= Set task =
Lines containing the word "Papertrans" should be extracted in full.

Figure collection entries

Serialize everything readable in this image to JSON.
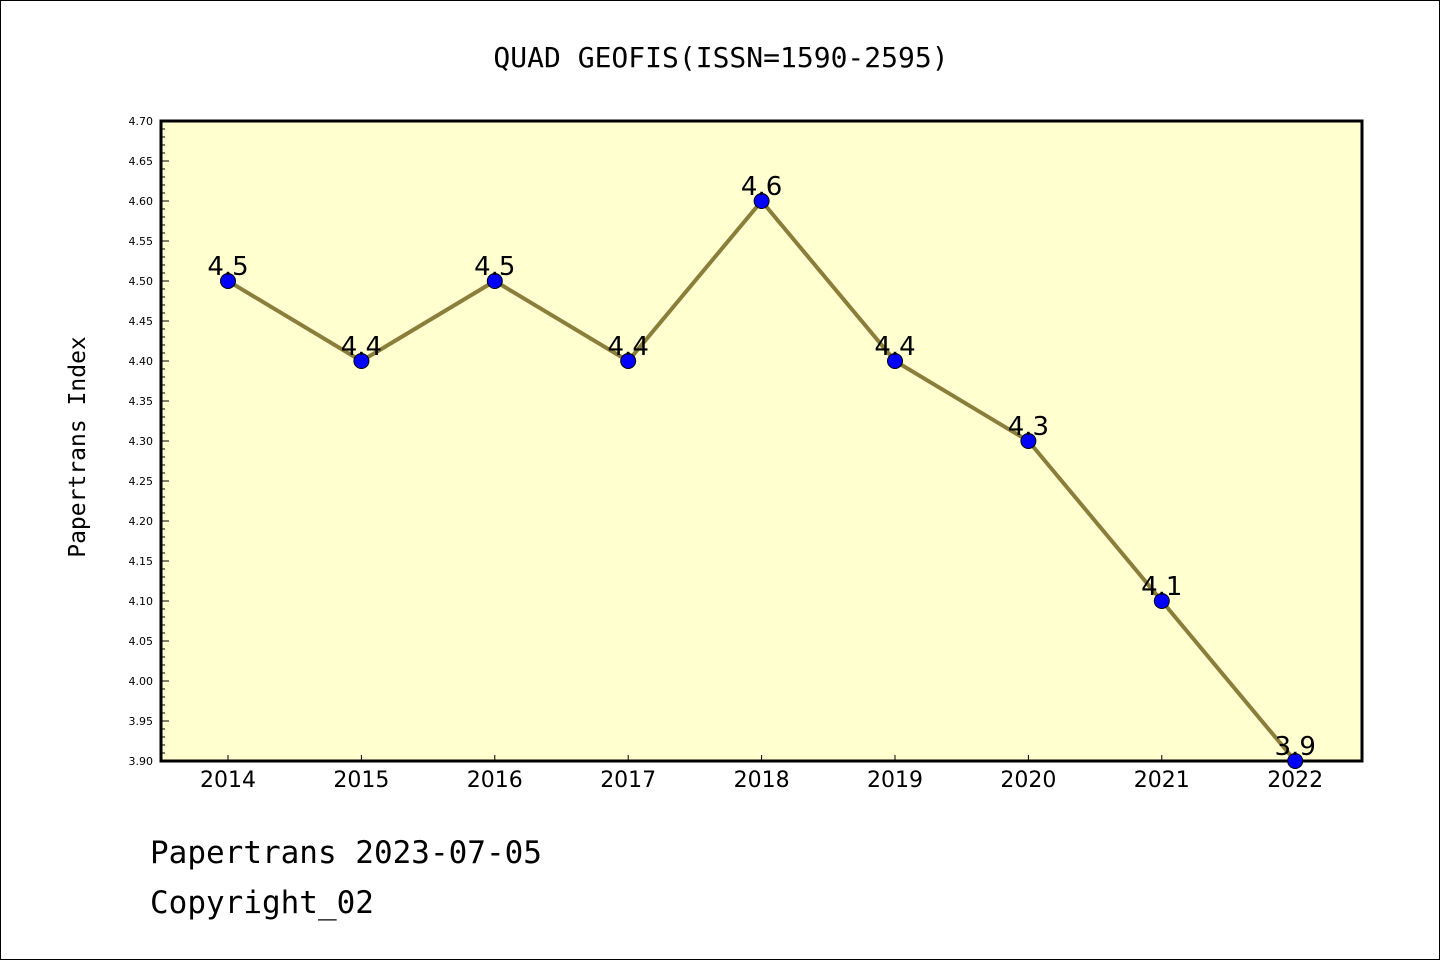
{
  "chart_data": {
    "type": "line",
    "title": "QUAD GEOFIS(ISSN=1590-2595)",
    "xlabel": "",
    "ylabel": "Papertrans Index",
    "x": [
      "2014",
      "2015",
      "2016",
      "2017",
      "2018",
      "2019",
      "2020",
      "2021",
      "2022"
    ],
    "series": [
      {
        "values": [
          4.5,
          4.4,
          4.5,
          4.4,
          4.6,
          4.4,
          4.3,
          4.1,
          3.9
        ],
        "data_labels": [
          "4.5",
          "4.4",
          "4.5",
          "4.4",
          "4.6",
          "4.4",
          "4.3",
          "4.1",
          "3.9"
        ],
        "line_color": "#8b7d3a",
        "marker_color": "#0000ff"
      }
    ],
    "ylim": [
      3.9,
      4.7
    ],
    "yticks": [
      "3.90",
      "3.95",
      "4.00",
      "4.05",
      "4.10",
      "4.15",
      "4.20",
      "4.25",
      "4.30",
      "4.35",
      "4.40",
      "4.45",
      "4.50",
      "4.55",
      "4.60",
      "4.65",
      "4.70"
    ],
    "plot_background": "#ffffd0",
    "grid": false,
    "legend": "none"
  },
  "footer": {
    "line1": "Papertrans 2023-07-05",
    "line2": "Copyright_02"
  }
}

= Solution to this exercise =
    "ylabel": "Papertrans Index",
    "line1": "Papertrans 2023-07-05",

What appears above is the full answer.